● Set task
Repeat every line of the data exactly, but not the pictures.

☆ ☆ ☆ ☆ ☆ ☆ ☆

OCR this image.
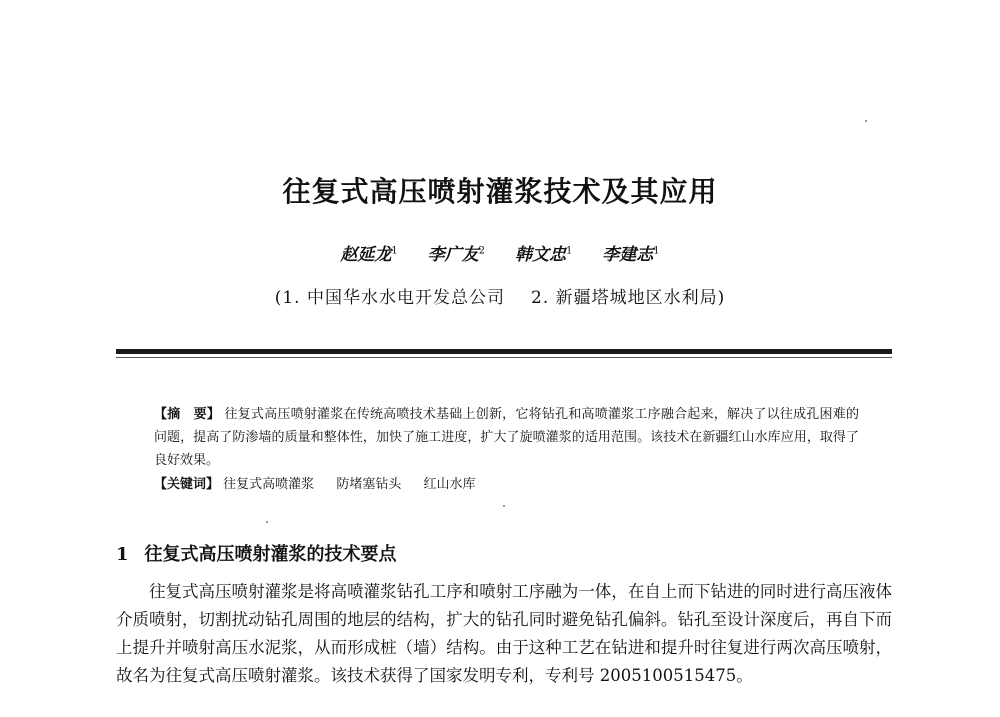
往复式高压喷射灌浆技术及其应用
赵延龙$^1$ 李广友$^2$ 韩文忠$^1$ 李建志$^1$
(1. 中国华水水电开发总公司 2. 新疆塔城地区水利局)
【摘　要】 往复式高压喷射灌浆在传统高喷技术基础上创新，它将钻孔和高喷灌浆工序融合起来，解决了以往成孔困难的问题，提高了防渗墙的质量和整体性，加快了施工进度，扩大了旋喷灌浆的适用范围。该技术在新疆红山水库应用，取得了良好效果。
【关键词】 往复式高喷灌浆 防堵塞钻头 红山水库
1 往复式高压喷射灌浆的技术要点
往复式高压喷射灌浆是将高喷灌浆钻孔工序和喷射工序融为一体，在自上而下钻进的同时进行高压液体介质喷射，切割扰动钻孔周围的地层的结构，扩大的钻孔同时避免钻孔偏斜。钻孔至设计深度后，再自下而上提升并喷射高压水泥浆，从而形成桩（墙）结构。由于这种工艺在钻进和提升时往复进行两次高压喷射，故名为往复式高压喷射灌浆。该技术获得了国家发明专利，专利号 2005100515475。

☆ ☆ ☆ ☆ ☆ ☆ ☆

● The completed task
OCR this image.
往复式高压喷射灌浆技术及其应用
赵延龙$^1$ 李广友$^2$ 韩文忠$^1$ 李建志$^1$
(1. 中国华水水电开发总公司 2. 新疆塔城地区水利局)
【摘　要】 往复式高压喷射灌浆在传统高喷技术基础上创新，它将钻孔和高喷灌浆工序融合起来，解决了以往成孔困难的问题，提高了防渗墙的质量和整体性，加快了施工进度，扩大了旋喷灌浆的适用范围。该技术在新疆红山水库应用，取得了良好效果。
【关键词】 往复式高喷灌浆 防堵塞钻头 红山水库
1 往复式高压喷射灌浆的技术要点
往复式高压喷射灌浆是将高喷灌浆钻孔工序和喷射工序融为一体，在自上而下钻进的同时进行高压液体介质喷射，切割扰动钻孔周围的地层的结构，扩大的钻孔同时避免钻孔偏斜。钻孔至设计深度后，再自下而上提升并喷射高压水泥浆，从而形成桩（墙）结构。由于这种工艺在钻进和提升时往复进行两次高压喷射，故名为往复式高压喷射灌浆。该技术获得了国家发明专利，专利号 2005100515475。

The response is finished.